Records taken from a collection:
— BEGIN —

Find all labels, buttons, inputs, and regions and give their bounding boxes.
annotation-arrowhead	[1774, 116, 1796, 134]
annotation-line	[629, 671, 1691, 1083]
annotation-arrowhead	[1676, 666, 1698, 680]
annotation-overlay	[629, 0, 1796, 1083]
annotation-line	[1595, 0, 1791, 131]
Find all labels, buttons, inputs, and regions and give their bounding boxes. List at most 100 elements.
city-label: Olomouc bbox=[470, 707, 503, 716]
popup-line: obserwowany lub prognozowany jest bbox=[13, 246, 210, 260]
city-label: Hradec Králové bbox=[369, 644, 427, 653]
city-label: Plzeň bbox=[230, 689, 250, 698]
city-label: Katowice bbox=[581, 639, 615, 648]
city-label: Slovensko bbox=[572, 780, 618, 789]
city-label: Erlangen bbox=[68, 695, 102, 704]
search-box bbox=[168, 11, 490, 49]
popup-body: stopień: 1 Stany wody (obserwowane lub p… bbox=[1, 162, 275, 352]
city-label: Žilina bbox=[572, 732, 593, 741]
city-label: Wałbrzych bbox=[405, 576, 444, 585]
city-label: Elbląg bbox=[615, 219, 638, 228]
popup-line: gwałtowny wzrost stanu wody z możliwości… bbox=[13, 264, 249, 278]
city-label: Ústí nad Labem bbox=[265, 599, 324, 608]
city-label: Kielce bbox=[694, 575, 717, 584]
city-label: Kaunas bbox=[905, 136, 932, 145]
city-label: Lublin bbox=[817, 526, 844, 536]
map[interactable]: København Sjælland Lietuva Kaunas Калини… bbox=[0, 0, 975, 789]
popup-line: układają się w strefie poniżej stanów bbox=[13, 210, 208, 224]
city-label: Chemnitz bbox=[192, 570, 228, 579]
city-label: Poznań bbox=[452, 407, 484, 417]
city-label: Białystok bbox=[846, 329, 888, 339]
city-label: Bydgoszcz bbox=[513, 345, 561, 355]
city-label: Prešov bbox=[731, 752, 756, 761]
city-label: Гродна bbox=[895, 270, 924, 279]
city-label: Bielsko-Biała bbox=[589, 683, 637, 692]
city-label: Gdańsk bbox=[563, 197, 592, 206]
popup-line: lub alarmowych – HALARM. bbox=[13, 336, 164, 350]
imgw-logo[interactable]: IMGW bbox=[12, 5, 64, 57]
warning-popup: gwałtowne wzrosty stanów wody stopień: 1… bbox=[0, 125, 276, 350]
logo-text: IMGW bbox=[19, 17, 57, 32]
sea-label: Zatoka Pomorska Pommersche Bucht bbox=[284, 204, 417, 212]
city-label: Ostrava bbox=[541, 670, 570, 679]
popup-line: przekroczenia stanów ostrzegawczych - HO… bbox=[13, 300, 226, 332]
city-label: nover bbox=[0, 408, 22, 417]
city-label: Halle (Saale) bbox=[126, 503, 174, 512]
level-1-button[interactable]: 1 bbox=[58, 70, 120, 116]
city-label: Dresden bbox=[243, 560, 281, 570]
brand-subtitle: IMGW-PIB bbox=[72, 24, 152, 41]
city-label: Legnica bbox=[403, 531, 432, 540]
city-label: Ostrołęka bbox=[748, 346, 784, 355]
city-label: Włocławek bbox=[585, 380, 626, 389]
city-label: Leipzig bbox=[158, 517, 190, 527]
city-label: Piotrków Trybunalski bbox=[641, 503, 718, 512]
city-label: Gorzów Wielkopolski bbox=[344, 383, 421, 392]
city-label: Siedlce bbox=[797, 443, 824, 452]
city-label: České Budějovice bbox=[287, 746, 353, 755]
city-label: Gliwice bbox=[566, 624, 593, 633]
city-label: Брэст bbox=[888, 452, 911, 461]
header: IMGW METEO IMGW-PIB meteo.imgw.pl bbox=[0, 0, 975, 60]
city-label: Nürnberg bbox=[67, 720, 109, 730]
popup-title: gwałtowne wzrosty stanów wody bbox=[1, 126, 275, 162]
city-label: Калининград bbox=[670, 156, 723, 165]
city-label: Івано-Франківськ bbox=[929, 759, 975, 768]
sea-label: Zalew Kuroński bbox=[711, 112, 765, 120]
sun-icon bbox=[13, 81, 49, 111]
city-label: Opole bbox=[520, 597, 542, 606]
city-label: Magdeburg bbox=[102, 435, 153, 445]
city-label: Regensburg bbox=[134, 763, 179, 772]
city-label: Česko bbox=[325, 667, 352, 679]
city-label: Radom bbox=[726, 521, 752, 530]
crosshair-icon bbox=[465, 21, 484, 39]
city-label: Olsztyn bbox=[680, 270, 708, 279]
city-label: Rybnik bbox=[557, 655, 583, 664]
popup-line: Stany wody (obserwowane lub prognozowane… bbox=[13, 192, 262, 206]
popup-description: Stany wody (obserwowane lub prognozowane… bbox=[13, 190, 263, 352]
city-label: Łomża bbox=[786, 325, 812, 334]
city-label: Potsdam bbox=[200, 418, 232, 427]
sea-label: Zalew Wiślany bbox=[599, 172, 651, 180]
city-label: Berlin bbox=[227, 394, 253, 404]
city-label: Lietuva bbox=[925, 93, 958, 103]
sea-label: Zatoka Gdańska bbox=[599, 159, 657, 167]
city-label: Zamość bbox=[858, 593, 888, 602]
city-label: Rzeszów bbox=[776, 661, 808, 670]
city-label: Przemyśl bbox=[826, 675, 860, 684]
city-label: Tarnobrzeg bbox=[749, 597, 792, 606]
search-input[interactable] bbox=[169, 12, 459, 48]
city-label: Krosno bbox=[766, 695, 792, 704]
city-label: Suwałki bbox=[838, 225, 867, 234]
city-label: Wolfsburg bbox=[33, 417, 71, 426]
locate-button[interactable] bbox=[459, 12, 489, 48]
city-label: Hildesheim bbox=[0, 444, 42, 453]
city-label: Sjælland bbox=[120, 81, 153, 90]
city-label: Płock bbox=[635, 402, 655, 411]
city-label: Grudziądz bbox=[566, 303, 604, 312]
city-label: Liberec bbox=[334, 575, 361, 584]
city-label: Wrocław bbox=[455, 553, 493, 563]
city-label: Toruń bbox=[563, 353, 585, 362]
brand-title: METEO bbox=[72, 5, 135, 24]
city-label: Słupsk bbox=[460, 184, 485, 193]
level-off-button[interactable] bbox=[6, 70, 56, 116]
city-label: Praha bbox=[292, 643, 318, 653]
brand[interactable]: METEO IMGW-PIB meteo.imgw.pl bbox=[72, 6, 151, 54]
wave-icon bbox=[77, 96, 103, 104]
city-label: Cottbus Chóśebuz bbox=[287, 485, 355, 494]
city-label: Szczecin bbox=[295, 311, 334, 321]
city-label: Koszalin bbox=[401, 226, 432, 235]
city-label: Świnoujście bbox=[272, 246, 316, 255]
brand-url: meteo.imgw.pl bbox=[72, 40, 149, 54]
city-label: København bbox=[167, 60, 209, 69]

— END —

Retype all of the records above line for line, with every character unchanged.

[Answer to the problem]
Find all labels, buttons, inputs, and regions and give their bounding boxes.
annotation-arrowhead	[1774, 116, 1796, 134]
annotation-line	[629, 671, 1691, 1083]
annotation-arrowhead	[1676, 666, 1698, 680]
annotation-overlay	[629, 0, 1796, 1083]
annotation-line	[1595, 0, 1791, 131]
Find all labels, buttons, inputs, and regions and give their bounding boxes. List at most 100 elements.
city-label: Olomouc bbox=[470, 707, 503, 716]
popup-line: obserwowany lub prognozowany jest bbox=[13, 246, 210, 260]
city-label: Hradec Králové bbox=[369, 644, 427, 653]
city-label: Plzeň bbox=[230, 689, 250, 698]
city-label: Katowice bbox=[581, 639, 615, 648]
city-label: Slovensko bbox=[572, 780, 618, 789]
city-label: Erlangen bbox=[68, 695, 102, 704]
search-box bbox=[168, 11, 490, 49]
popup-body: stopień: 1 Stany wody (obserwowane lub p… bbox=[1, 162, 275, 352]
city-label: Žilina bbox=[572, 732, 593, 741]
city-label: Wałbrzych bbox=[405, 576, 444, 585]
city-label: Elbląg bbox=[615, 219, 638, 228]
popup-line: gwałtowny wzrost stanu wody z możliwości… bbox=[13, 264, 249, 278]
city-label: Ústí nad Labem bbox=[265, 599, 324, 608]
city-label: Kielce bbox=[694, 575, 717, 584]
city-label: Kaunas bbox=[905, 136, 932, 145]
city-label: Lublin bbox=[817, 526, 844, 536]
map[interactable]: København Sjælland Lietuva Kaunas Калини… bbox=[0, 0, 975, 789]
popup-line: układają się w strefie poniżej stanów bbox=[13, 210, 208, 224]
city-label: Chemnitz bbox=[192, 570, 228, 579]
city-label: Poznań bbox=[452, 407, 484, 417]
city-label: Białystok bbox=[846, 329, 888, 339]
city-label: Bydgoszcz bbox=[513, 345, 561, 355]
city-label: Prešov bbox=[731, 752, 756, 761]
city-label: Гродна bbox=[895, 270, 924, 279]
city-label: Bielsko-Biała bbox=[589, 683, 637, 692]
city-label: Gdańsk bbox=[563, 197, 592, 206]
popup-line: lub alarmowych – HALARM. bbox=[13, 336, 164, 350]
imgw-logo[interactable]: IMGW bbox=[12, 5, 64, 57]
warning-popup: gwałtowne wzrosty stanów wody stopień: 1… bbox=[0, 125, 276, 350]
logo-text: IMGW bbox=[19, 17, 57, 32]
sea-label: Zatoka Pomorska Pommersche Bucht bbox=[284, 204, 417, 212]
city-label: Ostrava bbox=[541, 670, 570, 679]
popup-line: przekroczenia stanów ostrzegawczych - HO… bbox=[13, 300, 226, 332]
city-label: nover bbox=[0, 408, 22, 417]
city-label: Halle (Saale) bbox=[126, 503, 174, 512]
level-1-button[interactable]: 1 bbox=[58, 70, 120, 116]
city-label: Dresden bbox=[243, 560, 281, 570]
brand-subtitle: IMGW-PIB bbox=[72, 24, 152, 41]
city-label: Legnica bbox=[403, 531, 432, 540]
city-label: Ostrołęka bbox=[748, 346, 784, 355]
city-label: Włocławek bbox=[585, 380, 626, 389]
city-label: Leipzig bbox=[158, 517, 190, 527]
city-label: Piotrków Trybunalski bbox=[641, 503, 718, 512]
city-label: Gorzów Wielkopolski bbox=[344, 383, 421, 392]
city-label: Siedlce bbox=[797, 443, 824, 452]
city-label: České Budějovice bbox=[287, 746, 353, 755]
city-label: Gliwice bbox=[566, 624, 593, 633]
city-label: Брэст bbox=[888, 452, 911, 461]
header: IMGW METEO IMGW-PIB meteo.imgw.pl bbox=[0, 0, 975, 60]
city-label: Nürnberg bbox=[67, 720, 109, 730]
popup-title: gwałtowne wzrosty stanów wody bbox=[1, 126, 275, 162]
city-label: Калининград bbox=[670, 156, 723, 165]
city-label: Івано-Франківськ bbox=[929, 759, 975, 768]
sea-label: Zalew Kuroński bbox=[711, 112, 765, 120]
sun-icon bbox=[13, 81, 49, 111]
city-label: Opole bbox=[520, 597, 542, 606]
city-label: Magdeburg bbox=[102, 435, 153, 445]
city-label: Regensburg bbox=[134, 763, 179, 772]
city-label: Česko bbox=[325, 667, 352, 679]
city-label: Radom bbox=[726, 521, 752, 530]
crosshair-icon bbox=[465, 21, 484, 39]
city-label: Olsztyn bbox=[680, 270, 708, 279]
city-label: Rybnik bbox=[557, 655, 583, 664]
popup-line: Stany wody (obserwowane lub prognozowane… bbox=[13, 192, 262, 206]
popup-description: Stany wody (obserwowane lub prognozowane… bbox=[13, 190, 263, 352]
city-label: Łomża bbox=[786, 325, 812, 334]
city-label: Potsdam bbox=[200, 418, 232, 427]
sea-label: Zalew Wiślany bbox=[599, 172, 651, 180]
city-label: Berlin bbox=[227, 394, 253, 404]
city-label: Lietuva bbox=[925, 93, 958, 103]
sea-label: Zatoka Gdańska bbox=[599, 159, 657, 167]
city-label: Zamość bbox=[858, 593, 888, 602]
city-label: Rzeszów bbox=[776, 661, 808, 670]
city-label: Przemyśl bbox=[826, 675, 860, 684]
city-label: Tarnobrzeg bbox=[749, 597, 792, 606]
search-input[interactable] bbox=[169, 12, 459, 48]
city-label: Krosno bbox=[766, 695, 792, 704]
city-label: Suwałki bbox=[838, 225, 867, 234]
city-label: Wolfsburg bbox=[33, 417, 71, 426]
locate-button[interactable] bbox=[459, 12, 489, 48]
city-label: Hildesheim bbox=[0, 444, 42, 453]
city-label: Sjælland bbox=[120, 81, 153, 90]
city-label: Płock bbox=[635, 402, 655, 411]
city-label: Grudziądz bbox=[566, 303, 604, 312]
city-label: Liberec bbox=[334, 575, 361, 584]
city-label: Wrocław bbox=[455, 553, 493, 563]
city-label: Toruń bbox=[563, 353, 585, 362]
brand-title: METEO bbox=[72, 5, 135, 24]
city-label: Słupsk bbox=[460, 184, 485, 193]
level-off-button[interactable] bbox=[6, 70, 56, 116]
city-label: Praha bbox=[292, 643, 318, 653]
brand[interactable]: METEO IMGW-PIB meteo.imgw.pl bbox=[72, 6, 151, 54]
wave-icon bbox=[77, 96, 103, 104]
city-label: Cottbus Chóśebuz bbox=[287, 485, 355, 494]
city-label: Szczecin bbox=[295, 311, 334, 321]
city-label: Koszalin bbox=[401, 226, 432, 235]
city-label: Świnoujście bbox=[272, 246, 316, 255]
brand-url: meteo.imgw.pl bbox=[72, 40, 149, 54]
city-label: København bbox=[167, 60, 209, 69]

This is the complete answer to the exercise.